>> START Dataset extract
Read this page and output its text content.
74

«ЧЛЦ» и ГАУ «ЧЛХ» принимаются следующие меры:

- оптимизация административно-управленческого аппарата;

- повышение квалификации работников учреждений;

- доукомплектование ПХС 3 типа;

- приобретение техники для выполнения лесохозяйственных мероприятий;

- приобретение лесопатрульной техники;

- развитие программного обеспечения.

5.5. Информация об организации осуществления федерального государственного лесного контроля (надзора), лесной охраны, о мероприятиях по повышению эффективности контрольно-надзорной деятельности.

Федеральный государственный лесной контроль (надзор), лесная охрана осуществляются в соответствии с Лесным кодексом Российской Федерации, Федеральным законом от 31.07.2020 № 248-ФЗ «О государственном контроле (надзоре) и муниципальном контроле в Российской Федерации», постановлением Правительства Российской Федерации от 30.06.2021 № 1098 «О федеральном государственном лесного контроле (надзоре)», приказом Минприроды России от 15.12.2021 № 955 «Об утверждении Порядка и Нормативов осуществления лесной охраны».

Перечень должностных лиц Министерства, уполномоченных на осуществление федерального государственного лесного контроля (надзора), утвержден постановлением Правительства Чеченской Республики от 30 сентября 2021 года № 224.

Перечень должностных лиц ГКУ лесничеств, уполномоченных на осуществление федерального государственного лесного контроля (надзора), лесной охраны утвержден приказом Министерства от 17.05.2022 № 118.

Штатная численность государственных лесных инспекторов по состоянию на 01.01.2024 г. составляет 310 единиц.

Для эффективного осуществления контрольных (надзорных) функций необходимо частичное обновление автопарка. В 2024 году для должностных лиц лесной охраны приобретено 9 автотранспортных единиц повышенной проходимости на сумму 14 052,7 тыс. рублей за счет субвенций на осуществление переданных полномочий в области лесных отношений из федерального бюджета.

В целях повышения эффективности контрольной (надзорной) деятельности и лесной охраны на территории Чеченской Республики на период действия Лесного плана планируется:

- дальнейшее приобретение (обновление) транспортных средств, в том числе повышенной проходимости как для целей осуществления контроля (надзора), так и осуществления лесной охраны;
>> END Dataset extract
Extract the complete listing verbatim.

§ Exercise output
Read this page and output its text content.
74

«ЧЛЦ» и ГАУ «ЧЛХ» принимаются следующие меры:

- оптимизация административно-управленческого аппарата;

- повышение квалификации работников учреждений;

- доукомплектование ПХС 3 типа;

- приобретение техники для выполнения лесохозяйственных мероприятий;

- приобретение лесопатрульной техники;

- развитие программного обеспечения.

5.5. Информация об организации осуществления федерального государственного лесного контроля (надзора), лесной охраны, о мероприятиях по повышению эффективности контрольно-надзорной деятельности.

Федеральный государственный лесной контроль (надзор), лесная охрана осуществляются в соответствии с Лесным кодексом Российской Федерации, Федеральным законом от 31.07.2020 № 248-ФЗ «О государственном контроле (надзоре) и муниципальном контроле в Российской Федерации», постановлением Правительства Российской Федерации от 30.06.2021 № 1098 «О федеральном государственном лесного контроле (надзоре)», приказом Минприроды России от 15.12.2021 № 955 «Об утверждении Порядка и Нормативов осуществления лесной охраны».

Перечень должностных лиц Министерства, уполномоченных на осуществление федерального государственного лесного контроля (надзора), утвержден постановлением Правительства Чеченской Республики от 30 сентября 2021 года № 224.

Перечень должностных лиц ГКУ лесничеств, уполномоченных на осуществление федерального государственного лесного контроля (надзора), лесной охраны утвержден приказом Министерства от 17.05.2022 № 118.

Штатная численность государственных лесных инспекторов по состоянию на 01.01.2024 г. составляет 310 единиц.

Для эффективного осуществления контрольных (надзорных) функций необходимо частичное обновление автопарка. В 2024 году для должностных лиц лесной охраны приобретено 9 автотранспортных единиц повышенной проходимости на сумму 14 052,7 тыс. рублей за счет субвенций на осуществление переданных полномочий в области лесных отношений из федерального бюджета.

В целях повышения эффективности контрольной (надзорной) деятельности и лесной охраны на территории Чеченской Республики на период действия Лесного плана планируется:

- дальнейшее приобретение (обновление) транспортных средств, в том числе повышенной проходимости как для целей осуществления контроля (надзора), так и осуществления лесной охраны;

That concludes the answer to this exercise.